▶ _Aim of the task_:
Repeat the records below exactly as they appear.
┄┄┄┄┄┄
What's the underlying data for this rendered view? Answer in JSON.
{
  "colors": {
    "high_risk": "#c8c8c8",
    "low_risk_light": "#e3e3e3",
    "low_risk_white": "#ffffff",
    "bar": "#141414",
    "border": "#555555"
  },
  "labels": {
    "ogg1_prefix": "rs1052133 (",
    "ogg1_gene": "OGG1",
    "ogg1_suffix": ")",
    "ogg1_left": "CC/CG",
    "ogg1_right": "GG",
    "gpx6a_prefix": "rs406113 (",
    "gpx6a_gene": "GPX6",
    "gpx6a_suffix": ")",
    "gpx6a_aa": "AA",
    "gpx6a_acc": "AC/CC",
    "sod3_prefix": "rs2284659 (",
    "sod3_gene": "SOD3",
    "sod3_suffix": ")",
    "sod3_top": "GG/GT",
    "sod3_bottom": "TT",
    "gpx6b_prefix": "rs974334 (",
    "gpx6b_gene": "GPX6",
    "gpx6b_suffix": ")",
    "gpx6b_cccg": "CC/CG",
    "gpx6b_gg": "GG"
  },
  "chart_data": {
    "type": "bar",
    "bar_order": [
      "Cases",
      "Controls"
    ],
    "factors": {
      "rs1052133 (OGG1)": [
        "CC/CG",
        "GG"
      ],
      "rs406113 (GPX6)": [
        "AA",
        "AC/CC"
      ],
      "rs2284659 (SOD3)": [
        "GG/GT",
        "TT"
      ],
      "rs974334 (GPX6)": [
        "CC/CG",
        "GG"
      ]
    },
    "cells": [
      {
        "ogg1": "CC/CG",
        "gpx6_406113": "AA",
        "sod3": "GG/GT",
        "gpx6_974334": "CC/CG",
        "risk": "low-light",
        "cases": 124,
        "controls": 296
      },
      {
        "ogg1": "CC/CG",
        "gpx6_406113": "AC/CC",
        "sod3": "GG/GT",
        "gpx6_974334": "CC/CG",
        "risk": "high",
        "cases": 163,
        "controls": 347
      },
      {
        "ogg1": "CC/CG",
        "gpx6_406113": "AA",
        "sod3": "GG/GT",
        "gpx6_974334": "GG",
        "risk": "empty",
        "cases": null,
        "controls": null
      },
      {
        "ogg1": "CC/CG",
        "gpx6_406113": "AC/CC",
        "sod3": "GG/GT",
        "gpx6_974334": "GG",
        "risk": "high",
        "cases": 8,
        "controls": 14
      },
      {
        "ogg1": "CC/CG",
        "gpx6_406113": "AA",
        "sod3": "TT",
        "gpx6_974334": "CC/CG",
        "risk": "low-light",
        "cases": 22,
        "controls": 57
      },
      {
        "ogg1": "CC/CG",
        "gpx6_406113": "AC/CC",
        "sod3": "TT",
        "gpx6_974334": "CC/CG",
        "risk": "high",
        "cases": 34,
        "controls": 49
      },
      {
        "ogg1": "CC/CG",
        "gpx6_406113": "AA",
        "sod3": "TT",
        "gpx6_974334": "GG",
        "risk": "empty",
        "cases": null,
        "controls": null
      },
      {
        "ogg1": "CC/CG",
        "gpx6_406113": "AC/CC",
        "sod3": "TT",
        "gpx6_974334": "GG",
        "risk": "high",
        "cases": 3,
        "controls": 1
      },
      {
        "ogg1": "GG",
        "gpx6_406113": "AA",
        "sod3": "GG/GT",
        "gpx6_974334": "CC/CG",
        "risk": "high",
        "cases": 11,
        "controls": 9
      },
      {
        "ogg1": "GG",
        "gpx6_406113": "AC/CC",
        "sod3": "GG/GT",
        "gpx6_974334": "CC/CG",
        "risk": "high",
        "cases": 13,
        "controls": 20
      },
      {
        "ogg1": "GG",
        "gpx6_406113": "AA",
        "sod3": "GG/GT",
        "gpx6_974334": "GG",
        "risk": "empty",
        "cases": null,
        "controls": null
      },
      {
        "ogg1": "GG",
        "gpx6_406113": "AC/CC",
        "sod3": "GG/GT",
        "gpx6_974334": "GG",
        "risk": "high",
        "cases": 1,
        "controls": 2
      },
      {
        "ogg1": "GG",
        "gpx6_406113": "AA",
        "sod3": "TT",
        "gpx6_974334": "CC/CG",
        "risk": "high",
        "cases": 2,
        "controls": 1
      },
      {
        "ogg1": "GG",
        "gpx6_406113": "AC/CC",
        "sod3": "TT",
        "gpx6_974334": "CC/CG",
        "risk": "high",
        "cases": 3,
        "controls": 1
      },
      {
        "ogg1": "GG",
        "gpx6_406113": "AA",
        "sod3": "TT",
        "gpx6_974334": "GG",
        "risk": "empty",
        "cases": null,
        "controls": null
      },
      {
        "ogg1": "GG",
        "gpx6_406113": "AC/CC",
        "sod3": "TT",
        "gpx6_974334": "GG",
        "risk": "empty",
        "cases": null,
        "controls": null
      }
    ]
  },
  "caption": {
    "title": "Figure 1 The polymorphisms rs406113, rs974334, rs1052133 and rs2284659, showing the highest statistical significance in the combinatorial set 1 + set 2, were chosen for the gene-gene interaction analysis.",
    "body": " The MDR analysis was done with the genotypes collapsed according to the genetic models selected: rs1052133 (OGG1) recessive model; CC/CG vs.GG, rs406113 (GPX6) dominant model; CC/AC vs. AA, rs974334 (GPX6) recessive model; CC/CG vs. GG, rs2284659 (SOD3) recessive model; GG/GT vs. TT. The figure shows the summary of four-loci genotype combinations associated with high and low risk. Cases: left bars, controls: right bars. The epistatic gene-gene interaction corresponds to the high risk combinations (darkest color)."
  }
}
┄┄┄┄┄┄
▶ _Correct output_:
What's the underlying data for this rendered view? Answer in JSON.
{
  "colors": {
    "high_risk": "#c8c8c8",
    "low_risk_light": "#e3e3e3",
    "low_risk_white": "#ffffff",
    "bar": "#141414",
    "border": "#555555"
  },
  "labels": {
    "ogg1_prefix": "rs1052133 (",
    "ogg1_gene": "OGG1",
    "ogg1_suffix": ")",
    "ogg1_left": "CC/CG",
    "ogg1_right": "GG",
    "gpx6a_prefix": "rs406113 (",
    "gpx6a_gene": "GPX6",
    "gpx6a_suffix": ")",
    "gpx6a_aa": "AA",
    "gpx6a_acc": "AC/CC",
    "sod3_prefix": "rs2284659 (",
    "sod3_gene": "SOD3",
    "sod3_suffix": ")",
    "sod3_top": "GG/GT",
    "sod3_bottom": "TT",
    "gpx6b_prefix": "rs974334 (",
    "gpx6b_gene": "GPX6",
    "gpx6b_suffix": ")",
    "gpx6b_cccg": "CC/CG",
    "gpx6b_gg": "GG"
  },
  "chart_data": {
    "type": "bar",
    "bar_order": [
      "Cases",
      "Controls"
    ],
    "factors": {
      "rs1052133 (OGG1)": [
        "CC/CG",
        "GG"
      ],
      "rs406113 (GPX6)": [
        "AA",
        "AC/CC"
      ],
      "rs2284659 (SOD3)": [
        "GG/GT",
        "TT"
      ],
      "rs974334 (GPX6)": [
        "CC/CG",
        "GG"
      ]
    },
    "cells": [
      {
        "ogg1": "CC/CG",
        "gpx6_406113": "AA",
        "sod3": "GG/GT",
        "gpx6_974334": "CC/CG",
        "risk": "low-light",
        "cases": 124,
        "controls": 296
      },
      {
        "ogg1": "CC/CG",
        "gpx6_406113": "AC/CC",
        "sod3": "GG/GT",
        "gpx6_974334": "CC/CG",
        "risk": "high",
        "cases": 163,
        "controls": 347
      },
      {
        "ogg1": "CC/CG",
        "gpx6_406113": "AA",
        "sod3": "GG/GT",
        "gpx6_974334": "GG",
        "risk": "empty",
        "cases": null,
        "controls": null
      },
      {
        "ogg1": "CC/CG",
        "gpx6_406113": "AC/CC",
        "sod3": "GG/GT",
        "gpx6_974334": "GG",
        "risk": "high",
        "cases": 8,
        "controls": 14
      },
      {
        "ogg1": "CC/CG",
        "gpx6_406113": "AA",
        "sod3": "TT",
        "gpx6_974334": "CC/CG",
        "risk": "low-light",
        "cases": 22,
        "controls": 57
      },
      {
        "ogg1": "CC/CG",
        "gpx6_406113": "AC/CC",
        "sod3": "TT",
        "gpx6_974334": "CC/CG",
        "risk": "high",
        "cases": 34,
        "controls": 49
      },
      {
        "ogg1": "CC/CG",
        "gpx6_406113": "AA",
        "sod3": "TT",
        "gpx6_974334": "GG",
        "risk": "empty",
        "cases": null,
        "controls": null
      },
      {
        "ogg1": "CC/CG",
        "gpx6_406113": "AC/CC",
        "sod3": "TT",
        "gpx6_974334": "GG",
        "risk": "high",
        "cases": 3,
        "controls": 1
      },
      {
        "ogg1": "GG",
        "gpx6_406113": "AA",
        "sod3": "GG/GT",
        "gpx6_974334": "CC/CG",
        "risk": "high",
        "cases": 11,
        "controls": 9
      },
      {
        "ogg1": "GG",
        "gpx6_406113": "AC/CC",
        "sod3": "GG/GT",
        "gpx6_974334": "CC/CG",
        "risk": "high",
        "cases": 13,
        "controls": 20
      },
      {
        "ogg1": "GG",
        "gpx6_406113": "AA",
        "sod3": "GG/GT",
        "gpx6_974334": "GG",
        "risk": "empty",
        "cases": null,
        "controls": null
      },
      {
        "ogg1": "GG",
        "gpx6_406113": "AC/CC",
        "sod3": "GG/GT",
        "gpx6_974334": "GG",
        "risk": "high",
        "cases": 1,
        "controls": 2
      },
      {
        "ogg1": "GG",
        "gpx6_406113": "AA",
        "sod3": "TT",
        "gpx6_974334": "CC/CG",
        "risk": "high",
        "cases": 2,
        "controls": 1
      },
      {
        "ogg1": "GG",
        "gpx6_406113": "AC/CC",
        "sod3": "TT",
        "gpx6_974334": "CC/CG",
        "risk": "high",
        "cases": 3,
        "controls": 1
      },
      {
        "ogg1": "GG",
        "gpx6_406113": "AA",
        "sod3": "TT",
        "gpx6_974334": "GG",
        "risk": "empty",
        "cases": null,
        "controls": null
      },
      {
        "ogg1": "GG",
        "gpx6_406113": "AC/CC",
        "sod3": "TT",
        "gpx6_974334": "GG",
        "risk": "empty",
        "cases": null,
        "controls": null
      }
    ]
  },
  "caption": {
    "title": "Figure 1 The polymorphisms rs406113, rs974334, rs1052133 and rs2284659, showing the highest statistical significance in the combinatorial set 1 + set 2, were chosen for the gene-gene interaction analysis.",
    "body": " The MDR analysis was done with the genotypes collapsed according to the genetic models selected: rs1052133 (OGG1) recessive model; CC/CG vs.GG, rs406113 (GPX6) dominant model; CC/AC vs. AA, rs974334 (GPX6) recessive model; CC/CG vs. GG, rs2284659 (SOD3) recessive model; GG/GT vs. TT. The figure shows the summary of four-loci genotype combinations associated with high and low risk. Cases: left bars, controls: right bars. The epistatic gene-gene interaction corresponds to the high risk combinations (darkest color)."
  }
}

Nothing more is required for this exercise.